Copy out all of the material exactly as presented.
>> BEGIN Dataset extract
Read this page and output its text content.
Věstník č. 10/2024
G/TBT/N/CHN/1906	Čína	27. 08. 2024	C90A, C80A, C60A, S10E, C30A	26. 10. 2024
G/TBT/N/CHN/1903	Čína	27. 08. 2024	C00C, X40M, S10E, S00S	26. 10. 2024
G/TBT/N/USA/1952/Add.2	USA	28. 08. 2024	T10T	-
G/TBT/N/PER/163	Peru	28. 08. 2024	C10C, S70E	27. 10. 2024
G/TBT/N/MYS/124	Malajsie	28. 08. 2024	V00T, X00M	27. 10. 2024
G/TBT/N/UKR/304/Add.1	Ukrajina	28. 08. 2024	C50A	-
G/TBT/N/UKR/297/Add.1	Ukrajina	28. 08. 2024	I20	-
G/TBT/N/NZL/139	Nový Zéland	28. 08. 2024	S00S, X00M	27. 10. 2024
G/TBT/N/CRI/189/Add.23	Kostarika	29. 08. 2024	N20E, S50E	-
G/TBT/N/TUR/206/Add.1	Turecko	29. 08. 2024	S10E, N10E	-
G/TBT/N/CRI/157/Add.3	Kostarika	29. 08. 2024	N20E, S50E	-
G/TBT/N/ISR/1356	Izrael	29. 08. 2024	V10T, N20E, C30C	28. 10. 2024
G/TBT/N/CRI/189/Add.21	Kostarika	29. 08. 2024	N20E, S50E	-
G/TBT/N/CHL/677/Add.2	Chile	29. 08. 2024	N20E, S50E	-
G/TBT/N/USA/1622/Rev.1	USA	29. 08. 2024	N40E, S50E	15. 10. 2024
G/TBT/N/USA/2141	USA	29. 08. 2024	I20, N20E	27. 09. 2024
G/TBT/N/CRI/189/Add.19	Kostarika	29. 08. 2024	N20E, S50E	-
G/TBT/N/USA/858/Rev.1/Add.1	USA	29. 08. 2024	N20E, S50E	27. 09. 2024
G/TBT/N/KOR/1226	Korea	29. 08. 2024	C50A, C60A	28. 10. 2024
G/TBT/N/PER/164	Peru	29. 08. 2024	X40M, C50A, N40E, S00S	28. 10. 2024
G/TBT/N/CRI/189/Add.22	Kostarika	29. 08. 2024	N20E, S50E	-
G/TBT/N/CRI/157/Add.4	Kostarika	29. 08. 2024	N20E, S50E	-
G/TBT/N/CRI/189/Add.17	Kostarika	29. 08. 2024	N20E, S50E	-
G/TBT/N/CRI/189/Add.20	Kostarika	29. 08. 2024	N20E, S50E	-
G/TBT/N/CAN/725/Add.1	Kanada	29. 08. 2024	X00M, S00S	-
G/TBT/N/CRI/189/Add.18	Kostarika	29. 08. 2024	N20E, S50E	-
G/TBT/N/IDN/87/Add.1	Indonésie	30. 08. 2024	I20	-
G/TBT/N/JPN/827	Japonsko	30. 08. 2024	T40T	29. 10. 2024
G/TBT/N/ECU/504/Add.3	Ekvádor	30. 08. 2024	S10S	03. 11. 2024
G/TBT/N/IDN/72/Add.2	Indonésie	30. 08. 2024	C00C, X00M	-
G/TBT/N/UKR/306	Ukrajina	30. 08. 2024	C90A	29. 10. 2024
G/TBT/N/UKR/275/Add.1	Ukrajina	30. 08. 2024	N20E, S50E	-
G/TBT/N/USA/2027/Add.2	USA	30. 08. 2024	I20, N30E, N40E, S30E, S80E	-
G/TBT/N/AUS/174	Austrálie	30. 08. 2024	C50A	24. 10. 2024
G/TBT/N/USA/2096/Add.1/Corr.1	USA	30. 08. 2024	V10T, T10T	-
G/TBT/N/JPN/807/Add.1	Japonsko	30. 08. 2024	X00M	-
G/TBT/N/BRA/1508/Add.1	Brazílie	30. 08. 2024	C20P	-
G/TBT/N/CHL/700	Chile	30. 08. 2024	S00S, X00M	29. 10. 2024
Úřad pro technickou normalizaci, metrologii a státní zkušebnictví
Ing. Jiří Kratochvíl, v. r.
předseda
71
>> END Dataset extract
Answer to this problem
Read this page and output its text content.
Věstník č. 10/2024
G/TBT/N/CHN/1906	Čína	27. 08. 2024	C90A, C80A, C60A, S10E, C30A	26. 10. 2024
G/TBT/N/CHN/1903	Čína	27. 08. 2024	C00C, X40M, S10E, S00S	26. 10. 2024
G/TBT/N/USA/1952/Add.2	USA	28. 08. 2024	T10T	-
G/TBT/N/PER/163	Peru	28. 08. 2024	C10C, S70E	27. 10. 2024
G/TBT/N/MYS/124	Malajsie	28. 08. 2024	V00T, X00M	27. 10. 2024
G/TBT/N/UKR/304/Add.1	Ukrajina	28. 08. 2024	C50A	-
G/TBT/N/UKR/297/Add.1	Ukrajina	28. 08. 2024	I20	-
G/TBT/N/NZL/139	Nový Zéland	28. 08. 2024	S00S, X00M	27. 10. 2024
G/TBT/N/CRI/189/Add.23	Kostarika	29. 08. 2024	N20E, S50E	-
G/TBT/N/TUR/206/Add.1	Turecko	29. 08. 2024	S10E, N10E	-
G/TBT/N/CRI/157/Add.3	Kostarika	29. 08. 2024	N20E, S50E	-
G/TBT/N/ISR/1356	Izrael	29. 08. 2024	V10T, N20E, C30C	28. 10. 2024
G/TBT/N/CRI/189/Add.21	Kostarika	29. 08. 2024	N20E, S50E	-
G/TBT/N/CHL/677/Add.2	Chile	29. 08. 2024	N20E, S50E	-
G/TBT/N/USA/1622/Rev.1	USA	29. 08. 2024	N40E, S50E	15. 10. 2024
G/TBT/N/USA/2141	USA	29. 08. 2024	I20, N20E	27. 09. 2024
G/TBT/N/CRI/189/Add.19	Kostarika	29. 08. 2024	N20E, S50E	-
G/TBT/N/USA/858/Rev.1/Add.1	USA	29. 08. 2024	N20E, S50E	27. 09. 2024
G/TBT/N/KOR/1226	Korea	29. 08. 2024	C50A, C60A	28. 10. 2024
G/TBT/N/PER/164	Peru	29. 08. 2024	X40M, C50A, N40E, S00S	28. 10. 2024
G/TBT/N/CRI/189/Add.22	Kostarika	29. 08. 2024	N20E, S50E	-
G/TBT/N/CRI/157/Add.4	Kostarika	29. 08. 2024	N20E, S50E	-
G/TBT/N/CRI/189/Add.17	Kostarika	29. 08. 2024	N20E, S50E	-
G/TBT/N/CRI/189/Add.20	Kostarika	29. 08. 2024	N20E, S50E	-
G/TBT/N/CAN/725/Add.1	Kanada	29. 08. 2024	X00M, S00S	-
G/TBT/N/CRI/189/Add.18	Kostarika	29. 08. 2024	N20E, S50E	-
G/TBT/N/IDN/87/Add.1	Indonésie	30. 08. 2024	I20	-
G/TBT/N/JPN/827	Japonsko	30. 08. 2024	T40T	29. 10. 2024
G/TBT/N/ECU/504/Add.3	Ekvádor	30. 08. 2024	S10S	03. 11. 2024
G/TBT/N/IDN/72/Add.2	Indonésie	30. 08. 2024	C00C, X00M	-
G/TBT/N/UKR/306	Ukrajina	30. 08. 2024	C90A	29. 10. 2024
G/TBT/N/UKR/275/Add.1	Ukrajina	30. 08. 2024	N20E, S50E	-
G/TBT/N/USA/2027/Add.2	USA	30. 08. 2024	I20, N30E, N40E, S30E, S80E	-
G/TBT/N/AUS/174	Austrálie	30. 08. 2024	C50A	24. 10. 2024
G/TBT/N/USA/2096/Add.1/Corr.1	USA	30. 08. 2024	V10T, T10T	-
G/TBT/N/JPN/807/Add.1	Japonsko	30. 08. 2024	X00M	-
G/TBT/N/BRA/1508/Add.1	Brazílie	30. 08. 2024	C20P	-
G/TBT/N/CHL/700	Chile	30. 08. 2024	S00S, X00M	29. 10. 2024
Úřad pro technickou normalizaci, metrologii a státní zkušebnictví
Ing. Jiří Kratochvíl, v. r.
předseda
71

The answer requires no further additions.